• WHAT YOU SHOULD DO:
What follows is a set of entries. Give them again exactly, without the pictures.

[Dataset items]
_____

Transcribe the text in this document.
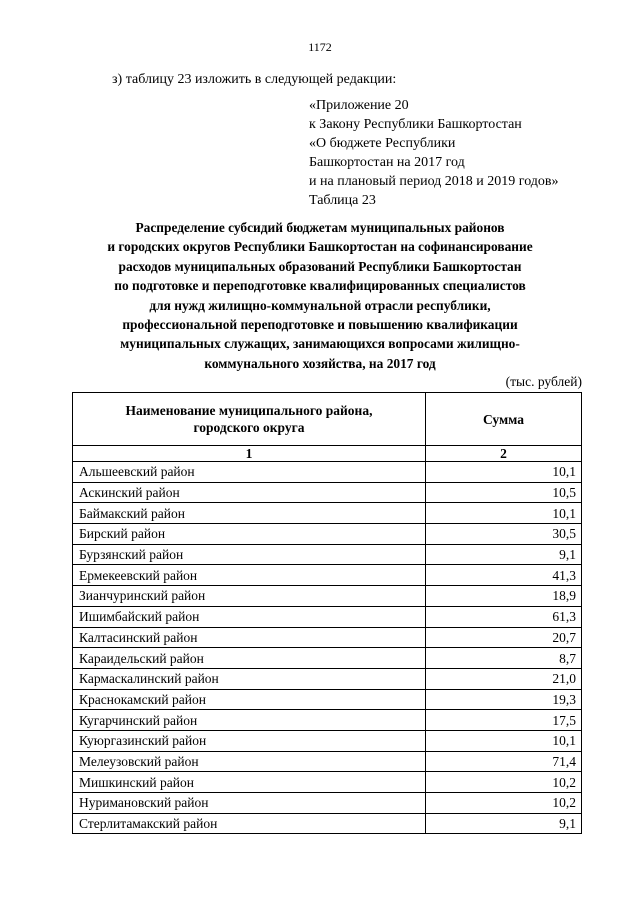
1172
з) таблицу 23 изложить в следующей редакции:
«Приложение 20
к Закону Республики Башкортостан
«О бюджете Республики
Башкортостан на 2017 год
и на плановый период 2018 и 2019 годов»
Таблица 23
Распределение субсидий бюджетам муниципальных районов
и городских округов Республики Башкортостан на софинансирование
расходов муниципальных образований Республики Башкортостан
по подготовке и переподготовке квалифицированных специалистов
для нужд жилищно-коммунальной отрасли республики,
профессиональной переподготовке и повышению квалификации
муниципальных служащих, занимающихся вопросами жилищно-
коммунального хозяйства, на 2017 год
(тыс. рублей)
Наименование муниципального района,
городского округа	Сумма
1	2
Альшеевский район	10,1
Аскинский район	10,5
Баймакский район	10,1
Бирский район	30,5
Бурзянский район	9,1
Ермекеевский район	41,3
Зианчуринский район	18,9
Ишимбайский район	61,3
Калтасинский район	20,7
Караидельский район	8,7
Кармаскалинский район	21,0
Краснокамский район	19,3
Кугарчинский район	17,5
Куюргазинский район	10,1
Мелеузовский район	71,4
Мишкинский район	10,2
Нуримановский район	10,2
Стерлитамакский район	9,1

_____

• FULL RESPONSE:
Transcribe the text in this document.
1172
з) таблицу 23 изложить в следующей редакции:
«Приложение 20
к Закону Республики Башкортостан
«О бюджете Республики
Башкортостан на 2017 год
и на плановый период 2018 и 2019 годов»
Таблица 23
Распределение субсидий бюджетам муниципальных районов
и городских округов Республики Башкортостан на софинансирование
расходов муниципальных образований Республики Башкортостан
по подготовке и переподготовке квалифицированных специалистов
для нужд жилищно-коммунальной отрасли республики,
профессиональной переподготовке и повышению квалификации
муниципальных служащих, занимающихся вопросами жилищно-
коммунального хозяйства, на 2017 год
(тыс. рублей)
Наименование муниципального района,
городского округа	Сумма
1	2
Альшеевский район	10,1
Аскинский район	10,5
Баймакский район	10,1
Бирский район	30,5
Бурзянский район	9,1
Ермекеевский район	41,3
Зианчуринский район	18,9
Ишимбайский район	61,3
Калтасинский район	20,7
Караидельский район	8,7
Кармаскалинский район	21,0
Краснокамский район	19,3
Кугарчинский район	17,5
Куюргазинский район	10,1
Мелеузовский район	71,4
Мишкинский район	10,2
Нуримановский район	10,2
Стерлитамакский район	9,1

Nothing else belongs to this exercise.